Structured figure records:
*****
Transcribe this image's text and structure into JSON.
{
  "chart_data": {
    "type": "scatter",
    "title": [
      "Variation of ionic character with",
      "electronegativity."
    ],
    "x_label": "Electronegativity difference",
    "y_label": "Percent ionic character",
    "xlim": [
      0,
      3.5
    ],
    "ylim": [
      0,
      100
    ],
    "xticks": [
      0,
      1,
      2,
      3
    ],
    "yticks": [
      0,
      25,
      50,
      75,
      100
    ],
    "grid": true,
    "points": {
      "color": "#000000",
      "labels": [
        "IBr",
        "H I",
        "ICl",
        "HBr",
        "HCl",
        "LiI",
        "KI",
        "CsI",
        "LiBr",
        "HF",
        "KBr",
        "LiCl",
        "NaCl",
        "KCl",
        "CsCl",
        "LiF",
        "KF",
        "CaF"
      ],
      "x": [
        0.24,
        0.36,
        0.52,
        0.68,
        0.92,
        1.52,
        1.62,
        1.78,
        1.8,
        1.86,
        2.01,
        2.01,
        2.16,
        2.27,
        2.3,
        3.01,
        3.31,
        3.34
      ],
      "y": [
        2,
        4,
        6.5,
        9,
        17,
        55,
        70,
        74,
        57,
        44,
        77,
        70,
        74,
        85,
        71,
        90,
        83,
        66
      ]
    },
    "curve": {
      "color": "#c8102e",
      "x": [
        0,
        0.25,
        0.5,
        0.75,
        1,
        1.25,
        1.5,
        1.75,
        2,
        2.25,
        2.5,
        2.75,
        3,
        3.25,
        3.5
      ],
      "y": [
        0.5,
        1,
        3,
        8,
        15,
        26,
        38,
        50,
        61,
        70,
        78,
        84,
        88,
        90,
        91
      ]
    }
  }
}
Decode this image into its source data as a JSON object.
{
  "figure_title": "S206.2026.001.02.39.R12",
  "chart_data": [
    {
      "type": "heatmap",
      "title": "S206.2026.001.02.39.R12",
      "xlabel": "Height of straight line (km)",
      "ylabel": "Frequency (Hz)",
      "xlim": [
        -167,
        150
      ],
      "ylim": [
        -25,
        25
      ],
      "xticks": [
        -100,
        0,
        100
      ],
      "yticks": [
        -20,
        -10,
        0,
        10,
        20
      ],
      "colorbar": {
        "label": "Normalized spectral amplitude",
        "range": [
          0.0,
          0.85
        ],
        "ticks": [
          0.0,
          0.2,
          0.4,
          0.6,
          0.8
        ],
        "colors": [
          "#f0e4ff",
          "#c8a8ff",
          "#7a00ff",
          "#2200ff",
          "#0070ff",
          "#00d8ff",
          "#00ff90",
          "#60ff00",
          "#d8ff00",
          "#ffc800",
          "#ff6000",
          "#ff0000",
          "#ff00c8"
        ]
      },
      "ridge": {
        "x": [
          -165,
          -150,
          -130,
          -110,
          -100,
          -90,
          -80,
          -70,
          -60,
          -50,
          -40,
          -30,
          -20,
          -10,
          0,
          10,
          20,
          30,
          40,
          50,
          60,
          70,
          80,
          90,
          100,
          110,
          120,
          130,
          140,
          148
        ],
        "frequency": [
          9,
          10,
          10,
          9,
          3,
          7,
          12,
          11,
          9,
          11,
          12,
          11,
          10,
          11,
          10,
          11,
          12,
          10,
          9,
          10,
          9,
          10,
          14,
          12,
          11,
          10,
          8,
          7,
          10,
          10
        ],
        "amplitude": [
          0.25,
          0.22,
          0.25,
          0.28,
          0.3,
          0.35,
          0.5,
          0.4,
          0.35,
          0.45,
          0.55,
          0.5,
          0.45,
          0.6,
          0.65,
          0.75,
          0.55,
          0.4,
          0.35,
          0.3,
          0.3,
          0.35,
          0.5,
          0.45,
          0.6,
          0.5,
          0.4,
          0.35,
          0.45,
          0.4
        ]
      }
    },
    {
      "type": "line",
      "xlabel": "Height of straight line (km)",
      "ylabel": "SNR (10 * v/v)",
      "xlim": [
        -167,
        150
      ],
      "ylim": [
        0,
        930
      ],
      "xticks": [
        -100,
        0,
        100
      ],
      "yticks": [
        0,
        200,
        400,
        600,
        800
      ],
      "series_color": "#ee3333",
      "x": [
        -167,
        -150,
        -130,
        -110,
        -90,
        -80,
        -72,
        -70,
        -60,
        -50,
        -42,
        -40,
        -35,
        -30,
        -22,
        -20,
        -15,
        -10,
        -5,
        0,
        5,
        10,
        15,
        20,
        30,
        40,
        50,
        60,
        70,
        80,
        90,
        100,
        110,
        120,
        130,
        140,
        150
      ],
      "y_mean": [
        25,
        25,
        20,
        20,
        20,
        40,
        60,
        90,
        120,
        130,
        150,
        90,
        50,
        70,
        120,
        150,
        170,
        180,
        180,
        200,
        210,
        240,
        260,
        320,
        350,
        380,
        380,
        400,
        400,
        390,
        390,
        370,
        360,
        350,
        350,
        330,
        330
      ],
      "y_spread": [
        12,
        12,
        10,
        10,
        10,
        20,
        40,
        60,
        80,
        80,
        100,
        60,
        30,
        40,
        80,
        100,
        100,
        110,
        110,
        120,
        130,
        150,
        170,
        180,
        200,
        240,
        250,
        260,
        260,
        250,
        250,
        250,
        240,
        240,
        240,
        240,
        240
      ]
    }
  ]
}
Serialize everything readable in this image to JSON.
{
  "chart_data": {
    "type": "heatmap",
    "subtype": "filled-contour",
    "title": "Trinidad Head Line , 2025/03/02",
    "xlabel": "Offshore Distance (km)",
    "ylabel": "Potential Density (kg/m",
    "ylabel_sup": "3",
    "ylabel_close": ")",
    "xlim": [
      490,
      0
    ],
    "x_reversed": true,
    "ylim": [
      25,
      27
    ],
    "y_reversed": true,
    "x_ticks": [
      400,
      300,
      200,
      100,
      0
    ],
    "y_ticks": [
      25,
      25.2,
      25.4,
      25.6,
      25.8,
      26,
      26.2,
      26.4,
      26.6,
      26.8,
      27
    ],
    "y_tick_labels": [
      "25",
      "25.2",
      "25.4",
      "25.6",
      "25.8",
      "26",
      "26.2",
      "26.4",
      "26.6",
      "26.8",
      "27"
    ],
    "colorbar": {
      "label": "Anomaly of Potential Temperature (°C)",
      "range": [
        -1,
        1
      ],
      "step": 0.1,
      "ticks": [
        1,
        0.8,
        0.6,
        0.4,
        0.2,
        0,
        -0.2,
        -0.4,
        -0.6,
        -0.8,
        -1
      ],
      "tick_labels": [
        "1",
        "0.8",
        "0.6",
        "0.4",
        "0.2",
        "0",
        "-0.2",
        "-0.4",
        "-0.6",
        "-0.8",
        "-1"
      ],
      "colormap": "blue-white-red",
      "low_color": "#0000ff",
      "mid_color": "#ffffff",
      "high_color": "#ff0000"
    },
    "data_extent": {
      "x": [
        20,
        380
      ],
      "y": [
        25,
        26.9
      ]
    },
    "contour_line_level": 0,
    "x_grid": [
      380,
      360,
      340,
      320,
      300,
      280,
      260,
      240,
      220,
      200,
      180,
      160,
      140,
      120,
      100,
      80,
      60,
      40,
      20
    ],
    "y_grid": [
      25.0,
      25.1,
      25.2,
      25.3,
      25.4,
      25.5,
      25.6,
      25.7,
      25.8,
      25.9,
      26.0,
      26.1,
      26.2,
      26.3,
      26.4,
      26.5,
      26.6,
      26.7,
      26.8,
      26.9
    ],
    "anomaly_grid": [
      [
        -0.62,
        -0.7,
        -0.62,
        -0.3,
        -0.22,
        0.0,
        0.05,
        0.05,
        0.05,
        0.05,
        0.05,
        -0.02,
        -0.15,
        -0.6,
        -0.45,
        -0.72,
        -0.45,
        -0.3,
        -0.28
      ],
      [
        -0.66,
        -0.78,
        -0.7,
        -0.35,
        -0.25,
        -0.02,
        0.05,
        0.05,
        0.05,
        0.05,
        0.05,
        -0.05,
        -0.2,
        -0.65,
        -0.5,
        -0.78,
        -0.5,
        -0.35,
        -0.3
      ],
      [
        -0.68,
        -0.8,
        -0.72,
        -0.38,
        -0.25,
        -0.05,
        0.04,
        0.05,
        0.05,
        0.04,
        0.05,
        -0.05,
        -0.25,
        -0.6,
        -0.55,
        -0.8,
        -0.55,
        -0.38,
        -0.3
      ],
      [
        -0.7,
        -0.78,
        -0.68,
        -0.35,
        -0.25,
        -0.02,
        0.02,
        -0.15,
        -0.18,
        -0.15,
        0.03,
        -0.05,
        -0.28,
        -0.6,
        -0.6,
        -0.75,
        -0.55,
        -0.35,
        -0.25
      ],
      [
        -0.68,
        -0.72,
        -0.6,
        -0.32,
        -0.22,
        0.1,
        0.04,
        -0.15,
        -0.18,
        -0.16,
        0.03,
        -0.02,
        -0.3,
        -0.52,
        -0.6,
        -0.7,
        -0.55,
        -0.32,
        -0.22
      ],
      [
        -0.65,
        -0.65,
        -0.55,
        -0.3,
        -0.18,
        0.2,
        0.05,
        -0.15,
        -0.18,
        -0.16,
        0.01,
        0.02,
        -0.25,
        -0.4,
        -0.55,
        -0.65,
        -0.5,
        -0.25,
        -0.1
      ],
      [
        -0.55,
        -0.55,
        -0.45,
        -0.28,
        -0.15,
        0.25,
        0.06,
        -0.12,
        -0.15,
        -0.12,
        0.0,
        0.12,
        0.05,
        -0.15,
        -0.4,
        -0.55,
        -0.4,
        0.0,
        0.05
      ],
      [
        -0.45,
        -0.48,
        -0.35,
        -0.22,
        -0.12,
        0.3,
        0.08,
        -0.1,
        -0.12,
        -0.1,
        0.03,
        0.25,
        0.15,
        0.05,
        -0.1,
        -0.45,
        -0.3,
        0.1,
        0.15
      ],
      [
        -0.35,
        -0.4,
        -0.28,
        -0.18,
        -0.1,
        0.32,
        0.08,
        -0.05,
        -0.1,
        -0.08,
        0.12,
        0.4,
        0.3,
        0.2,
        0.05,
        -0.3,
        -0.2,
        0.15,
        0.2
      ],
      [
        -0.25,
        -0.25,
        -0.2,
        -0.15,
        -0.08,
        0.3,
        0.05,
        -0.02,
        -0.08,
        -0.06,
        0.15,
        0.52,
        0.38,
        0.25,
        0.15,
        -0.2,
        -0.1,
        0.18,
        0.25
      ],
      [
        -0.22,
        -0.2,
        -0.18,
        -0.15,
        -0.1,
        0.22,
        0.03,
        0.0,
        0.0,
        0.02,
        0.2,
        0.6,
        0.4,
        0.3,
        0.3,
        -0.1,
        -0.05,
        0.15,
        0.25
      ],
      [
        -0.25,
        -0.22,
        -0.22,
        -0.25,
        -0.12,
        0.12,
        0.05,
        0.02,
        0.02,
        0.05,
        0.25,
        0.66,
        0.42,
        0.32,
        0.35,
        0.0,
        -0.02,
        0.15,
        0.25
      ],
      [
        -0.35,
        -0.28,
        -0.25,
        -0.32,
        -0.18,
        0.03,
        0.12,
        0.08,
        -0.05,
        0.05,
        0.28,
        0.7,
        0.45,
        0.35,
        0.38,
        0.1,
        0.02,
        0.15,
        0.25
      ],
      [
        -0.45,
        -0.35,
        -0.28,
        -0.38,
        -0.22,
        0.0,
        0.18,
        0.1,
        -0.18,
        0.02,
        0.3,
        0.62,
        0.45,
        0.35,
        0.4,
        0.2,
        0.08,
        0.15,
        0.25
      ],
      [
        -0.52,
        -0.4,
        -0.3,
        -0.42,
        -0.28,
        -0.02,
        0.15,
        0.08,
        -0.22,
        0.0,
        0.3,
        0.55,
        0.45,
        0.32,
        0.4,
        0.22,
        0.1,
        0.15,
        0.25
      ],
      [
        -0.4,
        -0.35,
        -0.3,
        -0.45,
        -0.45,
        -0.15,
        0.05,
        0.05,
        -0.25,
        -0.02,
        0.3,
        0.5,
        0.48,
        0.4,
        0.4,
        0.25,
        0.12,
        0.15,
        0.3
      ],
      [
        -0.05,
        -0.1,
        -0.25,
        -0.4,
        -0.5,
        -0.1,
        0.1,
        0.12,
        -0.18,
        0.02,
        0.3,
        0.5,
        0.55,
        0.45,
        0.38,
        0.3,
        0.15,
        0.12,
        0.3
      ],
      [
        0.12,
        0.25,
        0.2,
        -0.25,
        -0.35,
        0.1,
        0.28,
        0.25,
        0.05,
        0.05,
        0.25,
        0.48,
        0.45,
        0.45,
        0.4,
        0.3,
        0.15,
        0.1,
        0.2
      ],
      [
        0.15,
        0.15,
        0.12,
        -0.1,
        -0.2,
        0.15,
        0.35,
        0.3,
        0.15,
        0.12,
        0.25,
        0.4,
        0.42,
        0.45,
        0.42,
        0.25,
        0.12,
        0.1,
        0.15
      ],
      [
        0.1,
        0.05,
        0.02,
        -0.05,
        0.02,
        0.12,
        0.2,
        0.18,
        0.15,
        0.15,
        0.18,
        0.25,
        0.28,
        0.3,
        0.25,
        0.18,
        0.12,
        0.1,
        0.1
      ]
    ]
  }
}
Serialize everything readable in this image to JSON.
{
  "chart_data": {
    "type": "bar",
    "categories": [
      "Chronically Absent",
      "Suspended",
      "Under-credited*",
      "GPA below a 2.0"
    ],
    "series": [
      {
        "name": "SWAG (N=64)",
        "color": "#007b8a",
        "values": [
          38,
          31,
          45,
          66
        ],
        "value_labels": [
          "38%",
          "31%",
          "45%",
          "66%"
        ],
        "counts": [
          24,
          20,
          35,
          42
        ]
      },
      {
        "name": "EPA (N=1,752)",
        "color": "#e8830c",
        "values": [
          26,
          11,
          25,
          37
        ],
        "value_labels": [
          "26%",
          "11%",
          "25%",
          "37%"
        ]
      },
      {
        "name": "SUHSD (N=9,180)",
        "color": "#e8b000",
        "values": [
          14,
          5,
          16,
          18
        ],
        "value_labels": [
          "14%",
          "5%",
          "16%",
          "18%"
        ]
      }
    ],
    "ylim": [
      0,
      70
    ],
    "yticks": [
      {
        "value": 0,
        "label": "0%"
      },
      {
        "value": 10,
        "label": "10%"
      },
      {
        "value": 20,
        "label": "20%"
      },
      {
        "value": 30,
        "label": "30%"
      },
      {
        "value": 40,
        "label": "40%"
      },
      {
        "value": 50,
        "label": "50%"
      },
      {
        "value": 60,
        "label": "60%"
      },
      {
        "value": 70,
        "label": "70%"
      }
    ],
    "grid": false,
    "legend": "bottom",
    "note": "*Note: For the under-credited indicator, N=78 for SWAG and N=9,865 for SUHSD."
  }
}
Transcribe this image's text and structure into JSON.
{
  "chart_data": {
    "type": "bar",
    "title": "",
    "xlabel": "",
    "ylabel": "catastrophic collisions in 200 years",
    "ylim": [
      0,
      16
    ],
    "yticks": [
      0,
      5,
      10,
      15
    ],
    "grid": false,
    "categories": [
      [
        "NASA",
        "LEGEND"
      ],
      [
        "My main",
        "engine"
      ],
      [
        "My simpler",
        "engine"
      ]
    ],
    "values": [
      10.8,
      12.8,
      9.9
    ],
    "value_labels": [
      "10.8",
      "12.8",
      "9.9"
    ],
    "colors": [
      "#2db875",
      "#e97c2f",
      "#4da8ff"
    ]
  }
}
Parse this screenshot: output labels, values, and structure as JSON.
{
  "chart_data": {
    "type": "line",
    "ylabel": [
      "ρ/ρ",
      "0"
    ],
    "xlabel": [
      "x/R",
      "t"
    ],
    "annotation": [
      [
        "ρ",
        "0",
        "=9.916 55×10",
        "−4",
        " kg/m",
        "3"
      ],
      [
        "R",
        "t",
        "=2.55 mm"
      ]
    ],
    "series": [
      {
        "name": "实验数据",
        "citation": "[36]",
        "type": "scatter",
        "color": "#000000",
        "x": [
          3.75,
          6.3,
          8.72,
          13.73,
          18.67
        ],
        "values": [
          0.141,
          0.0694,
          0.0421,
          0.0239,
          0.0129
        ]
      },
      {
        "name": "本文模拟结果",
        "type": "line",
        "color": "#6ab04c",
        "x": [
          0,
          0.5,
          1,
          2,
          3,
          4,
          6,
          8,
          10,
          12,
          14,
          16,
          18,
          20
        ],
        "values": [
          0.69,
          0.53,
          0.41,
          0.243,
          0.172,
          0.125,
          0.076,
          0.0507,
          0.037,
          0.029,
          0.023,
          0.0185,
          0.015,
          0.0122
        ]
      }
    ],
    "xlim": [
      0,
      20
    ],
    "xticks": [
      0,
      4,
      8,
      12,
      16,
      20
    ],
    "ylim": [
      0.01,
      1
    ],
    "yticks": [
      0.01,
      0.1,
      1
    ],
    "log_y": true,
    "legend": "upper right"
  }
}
*****
• [DIRECTION]: From the line holding "Parse this screenshot: output" to the last line of the records, quote each line exactly and add nothing.

• [THE OUTPUT]:
Parse this screenshot: output labels, values, and structure as JSON.
{
  "chart_data": {
    "type": "line",
    "ylabel": [
      "ρ/ρ",
      "0"
    ],
    "xlabel": [
      "x/R",
      "t"
    ],
    "annotation": [
      [
        "ρ",
        "0",
        "=9.916 55×10",
        "−4",
        " kg/m",
        "3"
      ],
      [
        "R",
        "t",
        "=2.55 mm"
      ]
    ],
    "series": [
      {
        "name": "实验数据",
        "citation": "[36]",
        "type": "scatter",
        "color": "#000000",
        "x": [
          3.75,
          6.3,
          8.72,
          13.73,
          18.67
        ],
        "values": [
          0.141,
          0.0694,
          0.0421,
          0.0239,
          0.0129
        ]
      },
      {
        "name": "本文模拟结果",
        "type": "line",
        "color": "#6ab04c",
        "x": [
          0,
          0.5,
          1,
          2,
          3,
          4,
          6,
          8,
          10,
          12,
          14,
          16,
          18,
          20
        ],
        "values": [
          0.69,
          0.53,
          0.41,
          0.243,
          0.172,
          0.125,
          0.076,
          0.0507,
          0.037,
          0.029,
          0.023,
          0.0185,
          0.015,
          0.0122
        ]
      }
    ],
    "xlim": [
      0,
      20
    ],
    "xticks": [
      0,
      4,
      8,
      12,
      16,
      20
    ],
    "ylim": [
      0.01,
      1
    ],
    "yticks": [
      0.01,
      0.1,
      1
    ],
    "log_y": true,
    "legend": "upper right"
  }
}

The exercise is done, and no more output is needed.